**THE TASK:** Copy out each line of the listing that has the word "hodnot" in it.

** START OF GIVEN INFORMATION **

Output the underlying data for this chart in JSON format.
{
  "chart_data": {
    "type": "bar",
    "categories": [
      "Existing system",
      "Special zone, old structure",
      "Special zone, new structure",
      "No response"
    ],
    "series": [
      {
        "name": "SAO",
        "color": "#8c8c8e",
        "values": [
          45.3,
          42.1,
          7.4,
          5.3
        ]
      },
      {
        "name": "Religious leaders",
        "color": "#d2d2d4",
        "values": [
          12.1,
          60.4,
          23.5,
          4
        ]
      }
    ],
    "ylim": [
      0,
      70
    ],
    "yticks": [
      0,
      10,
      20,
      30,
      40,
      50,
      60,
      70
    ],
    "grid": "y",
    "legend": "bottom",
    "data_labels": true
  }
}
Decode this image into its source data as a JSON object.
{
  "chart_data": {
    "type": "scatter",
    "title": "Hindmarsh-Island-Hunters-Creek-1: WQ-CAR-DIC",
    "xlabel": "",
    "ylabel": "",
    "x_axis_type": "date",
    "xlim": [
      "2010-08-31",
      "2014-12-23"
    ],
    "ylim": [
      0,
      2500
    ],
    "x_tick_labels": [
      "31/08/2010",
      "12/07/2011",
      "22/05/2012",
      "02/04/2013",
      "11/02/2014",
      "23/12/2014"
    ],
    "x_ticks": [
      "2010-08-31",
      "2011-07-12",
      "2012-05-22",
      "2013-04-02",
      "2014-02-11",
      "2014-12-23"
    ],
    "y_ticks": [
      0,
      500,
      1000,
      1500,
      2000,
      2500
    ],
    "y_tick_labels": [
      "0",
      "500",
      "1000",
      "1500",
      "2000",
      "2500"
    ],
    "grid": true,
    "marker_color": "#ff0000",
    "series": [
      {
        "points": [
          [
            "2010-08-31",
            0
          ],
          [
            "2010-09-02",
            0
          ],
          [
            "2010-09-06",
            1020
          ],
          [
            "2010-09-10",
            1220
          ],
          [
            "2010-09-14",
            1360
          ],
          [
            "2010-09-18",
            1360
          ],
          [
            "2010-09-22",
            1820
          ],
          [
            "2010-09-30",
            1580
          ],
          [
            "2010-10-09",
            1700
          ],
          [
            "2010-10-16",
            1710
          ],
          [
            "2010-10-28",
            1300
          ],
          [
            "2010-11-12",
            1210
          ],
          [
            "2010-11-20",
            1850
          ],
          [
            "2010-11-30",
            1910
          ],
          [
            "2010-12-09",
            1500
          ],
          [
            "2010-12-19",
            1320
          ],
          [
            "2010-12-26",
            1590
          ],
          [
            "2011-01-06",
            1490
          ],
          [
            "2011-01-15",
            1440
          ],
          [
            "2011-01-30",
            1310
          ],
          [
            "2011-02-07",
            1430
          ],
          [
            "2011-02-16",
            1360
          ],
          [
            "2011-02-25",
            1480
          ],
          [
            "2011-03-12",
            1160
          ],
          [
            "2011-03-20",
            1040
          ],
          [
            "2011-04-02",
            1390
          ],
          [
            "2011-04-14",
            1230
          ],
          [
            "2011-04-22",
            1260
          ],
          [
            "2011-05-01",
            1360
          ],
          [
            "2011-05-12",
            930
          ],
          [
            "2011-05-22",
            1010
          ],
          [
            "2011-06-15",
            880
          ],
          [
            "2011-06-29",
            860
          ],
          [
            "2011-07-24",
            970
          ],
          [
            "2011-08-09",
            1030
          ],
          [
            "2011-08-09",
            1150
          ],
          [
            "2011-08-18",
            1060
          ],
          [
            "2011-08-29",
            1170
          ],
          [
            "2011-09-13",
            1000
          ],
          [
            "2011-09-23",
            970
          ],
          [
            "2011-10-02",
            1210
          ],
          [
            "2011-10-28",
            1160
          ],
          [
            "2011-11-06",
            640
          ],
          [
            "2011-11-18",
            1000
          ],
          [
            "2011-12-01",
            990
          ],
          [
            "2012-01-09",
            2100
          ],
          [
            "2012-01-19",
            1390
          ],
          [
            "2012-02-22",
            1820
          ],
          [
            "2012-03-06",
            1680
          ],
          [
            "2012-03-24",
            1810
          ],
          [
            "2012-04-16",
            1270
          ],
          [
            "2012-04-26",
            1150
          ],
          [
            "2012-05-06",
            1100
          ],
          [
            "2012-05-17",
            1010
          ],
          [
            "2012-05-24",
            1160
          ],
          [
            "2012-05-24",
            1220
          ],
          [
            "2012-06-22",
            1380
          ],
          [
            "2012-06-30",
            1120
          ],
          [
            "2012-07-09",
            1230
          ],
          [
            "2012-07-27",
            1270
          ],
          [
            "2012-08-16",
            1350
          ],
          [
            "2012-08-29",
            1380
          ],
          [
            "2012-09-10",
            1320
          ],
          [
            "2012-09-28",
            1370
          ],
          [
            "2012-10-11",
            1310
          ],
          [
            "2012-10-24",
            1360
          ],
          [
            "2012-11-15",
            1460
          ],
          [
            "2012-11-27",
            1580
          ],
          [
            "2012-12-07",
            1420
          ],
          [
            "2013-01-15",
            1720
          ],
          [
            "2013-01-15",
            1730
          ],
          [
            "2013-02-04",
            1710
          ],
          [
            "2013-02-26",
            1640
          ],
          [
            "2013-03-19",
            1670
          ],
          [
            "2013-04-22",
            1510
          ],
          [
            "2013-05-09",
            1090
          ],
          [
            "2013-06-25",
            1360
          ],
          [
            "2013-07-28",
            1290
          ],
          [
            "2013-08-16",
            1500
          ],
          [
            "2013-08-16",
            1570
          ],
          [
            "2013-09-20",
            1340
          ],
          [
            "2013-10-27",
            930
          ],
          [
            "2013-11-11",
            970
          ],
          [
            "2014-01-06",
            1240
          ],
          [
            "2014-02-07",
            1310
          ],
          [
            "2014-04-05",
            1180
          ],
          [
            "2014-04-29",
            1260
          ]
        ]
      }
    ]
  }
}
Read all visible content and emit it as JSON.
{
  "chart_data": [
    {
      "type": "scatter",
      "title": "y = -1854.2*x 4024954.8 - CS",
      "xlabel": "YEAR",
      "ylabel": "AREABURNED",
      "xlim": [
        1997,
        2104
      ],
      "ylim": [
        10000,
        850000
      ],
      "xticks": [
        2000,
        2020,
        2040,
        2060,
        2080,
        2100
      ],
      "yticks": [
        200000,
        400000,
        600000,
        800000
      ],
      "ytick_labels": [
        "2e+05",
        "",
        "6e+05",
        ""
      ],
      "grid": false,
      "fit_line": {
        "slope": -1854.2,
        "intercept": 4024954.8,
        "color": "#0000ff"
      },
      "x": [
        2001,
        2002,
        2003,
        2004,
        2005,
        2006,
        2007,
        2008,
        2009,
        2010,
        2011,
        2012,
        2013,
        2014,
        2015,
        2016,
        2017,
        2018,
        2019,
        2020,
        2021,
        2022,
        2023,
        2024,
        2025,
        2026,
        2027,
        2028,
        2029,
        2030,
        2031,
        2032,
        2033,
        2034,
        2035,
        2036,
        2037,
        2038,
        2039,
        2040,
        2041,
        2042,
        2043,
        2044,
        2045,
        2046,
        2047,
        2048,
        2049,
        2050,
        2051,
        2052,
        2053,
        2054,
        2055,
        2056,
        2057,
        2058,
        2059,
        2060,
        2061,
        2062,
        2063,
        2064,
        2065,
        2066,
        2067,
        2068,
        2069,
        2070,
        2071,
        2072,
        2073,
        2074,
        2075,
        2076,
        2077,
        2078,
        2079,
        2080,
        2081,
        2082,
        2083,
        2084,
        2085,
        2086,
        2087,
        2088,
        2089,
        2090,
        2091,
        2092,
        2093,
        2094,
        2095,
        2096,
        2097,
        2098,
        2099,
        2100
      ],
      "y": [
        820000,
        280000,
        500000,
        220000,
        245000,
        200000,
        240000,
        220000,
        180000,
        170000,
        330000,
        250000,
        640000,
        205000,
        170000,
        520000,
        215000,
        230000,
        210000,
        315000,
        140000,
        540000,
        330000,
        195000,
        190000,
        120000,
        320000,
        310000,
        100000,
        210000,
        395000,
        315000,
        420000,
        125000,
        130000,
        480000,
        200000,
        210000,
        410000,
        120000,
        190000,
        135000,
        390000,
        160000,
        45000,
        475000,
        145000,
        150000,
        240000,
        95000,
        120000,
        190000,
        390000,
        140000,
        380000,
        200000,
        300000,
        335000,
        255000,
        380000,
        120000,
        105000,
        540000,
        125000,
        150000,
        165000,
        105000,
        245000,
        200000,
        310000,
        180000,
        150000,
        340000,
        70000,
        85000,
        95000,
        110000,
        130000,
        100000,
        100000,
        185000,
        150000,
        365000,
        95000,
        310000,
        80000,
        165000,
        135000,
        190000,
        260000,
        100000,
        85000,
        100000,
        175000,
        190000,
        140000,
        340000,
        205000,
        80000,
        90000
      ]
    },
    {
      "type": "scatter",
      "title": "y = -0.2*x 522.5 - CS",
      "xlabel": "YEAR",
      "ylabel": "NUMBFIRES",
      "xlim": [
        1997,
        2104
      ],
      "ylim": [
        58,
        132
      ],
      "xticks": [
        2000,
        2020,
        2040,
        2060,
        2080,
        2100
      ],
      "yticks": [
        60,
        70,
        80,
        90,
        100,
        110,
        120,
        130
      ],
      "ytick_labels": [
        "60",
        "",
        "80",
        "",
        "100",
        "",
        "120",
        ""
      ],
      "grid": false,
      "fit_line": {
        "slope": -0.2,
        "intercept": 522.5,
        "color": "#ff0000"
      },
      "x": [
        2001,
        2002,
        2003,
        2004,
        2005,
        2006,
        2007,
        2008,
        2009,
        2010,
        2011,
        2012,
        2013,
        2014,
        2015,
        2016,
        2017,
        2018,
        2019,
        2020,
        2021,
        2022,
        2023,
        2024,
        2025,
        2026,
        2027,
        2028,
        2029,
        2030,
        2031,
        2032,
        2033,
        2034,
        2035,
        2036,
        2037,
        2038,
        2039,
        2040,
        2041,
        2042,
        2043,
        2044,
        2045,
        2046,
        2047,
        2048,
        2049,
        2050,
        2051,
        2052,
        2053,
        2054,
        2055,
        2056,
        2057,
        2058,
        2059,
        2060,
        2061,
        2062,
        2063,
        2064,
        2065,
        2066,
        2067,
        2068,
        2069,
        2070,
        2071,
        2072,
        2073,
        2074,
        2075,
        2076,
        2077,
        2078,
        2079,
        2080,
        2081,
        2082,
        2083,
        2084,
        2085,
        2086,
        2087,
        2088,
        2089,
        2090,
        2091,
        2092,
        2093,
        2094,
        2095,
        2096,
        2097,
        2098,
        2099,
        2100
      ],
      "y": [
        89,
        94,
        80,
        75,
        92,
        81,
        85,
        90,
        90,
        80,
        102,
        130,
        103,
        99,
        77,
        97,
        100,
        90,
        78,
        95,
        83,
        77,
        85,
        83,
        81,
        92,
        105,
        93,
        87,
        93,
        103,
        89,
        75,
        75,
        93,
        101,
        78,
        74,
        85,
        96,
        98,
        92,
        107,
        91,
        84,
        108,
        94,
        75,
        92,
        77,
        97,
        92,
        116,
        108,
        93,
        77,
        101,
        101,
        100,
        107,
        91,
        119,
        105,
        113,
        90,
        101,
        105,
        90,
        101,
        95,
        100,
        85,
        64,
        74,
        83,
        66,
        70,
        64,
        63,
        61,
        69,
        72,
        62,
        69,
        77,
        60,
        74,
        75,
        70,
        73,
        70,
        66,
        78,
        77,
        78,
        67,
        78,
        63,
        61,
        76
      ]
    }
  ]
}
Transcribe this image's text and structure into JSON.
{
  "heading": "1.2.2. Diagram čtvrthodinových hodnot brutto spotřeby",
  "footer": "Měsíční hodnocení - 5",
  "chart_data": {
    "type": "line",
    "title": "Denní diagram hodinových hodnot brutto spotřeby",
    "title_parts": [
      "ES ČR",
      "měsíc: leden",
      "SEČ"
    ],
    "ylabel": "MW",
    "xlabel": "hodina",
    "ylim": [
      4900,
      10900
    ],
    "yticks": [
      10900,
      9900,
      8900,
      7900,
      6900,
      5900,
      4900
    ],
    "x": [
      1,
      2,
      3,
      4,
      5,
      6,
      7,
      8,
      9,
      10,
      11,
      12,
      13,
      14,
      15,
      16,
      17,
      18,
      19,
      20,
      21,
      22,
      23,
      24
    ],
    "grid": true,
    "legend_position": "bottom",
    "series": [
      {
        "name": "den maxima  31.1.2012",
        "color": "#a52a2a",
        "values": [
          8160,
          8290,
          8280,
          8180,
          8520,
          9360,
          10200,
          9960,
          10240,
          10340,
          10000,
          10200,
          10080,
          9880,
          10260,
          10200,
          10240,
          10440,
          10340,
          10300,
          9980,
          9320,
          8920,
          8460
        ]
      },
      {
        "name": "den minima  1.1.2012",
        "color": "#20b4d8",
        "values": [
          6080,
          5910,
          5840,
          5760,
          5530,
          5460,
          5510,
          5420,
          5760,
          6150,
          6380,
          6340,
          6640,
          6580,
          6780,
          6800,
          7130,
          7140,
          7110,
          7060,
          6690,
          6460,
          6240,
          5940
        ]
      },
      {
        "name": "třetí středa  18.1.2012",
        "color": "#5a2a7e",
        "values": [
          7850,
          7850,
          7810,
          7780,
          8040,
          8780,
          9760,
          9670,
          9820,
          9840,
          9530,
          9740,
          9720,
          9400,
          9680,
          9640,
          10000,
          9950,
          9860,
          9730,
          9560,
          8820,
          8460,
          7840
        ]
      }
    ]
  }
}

** END OF GIVEN INFORMATION **

**ANSWER TO THIS PROBLEM:**
  "heading": "1.2.2. Diagram čtvrthodinových hodnot brutto spotřeby",
    "title": "Denní diagram hodinových hodnot brutto spotřeby",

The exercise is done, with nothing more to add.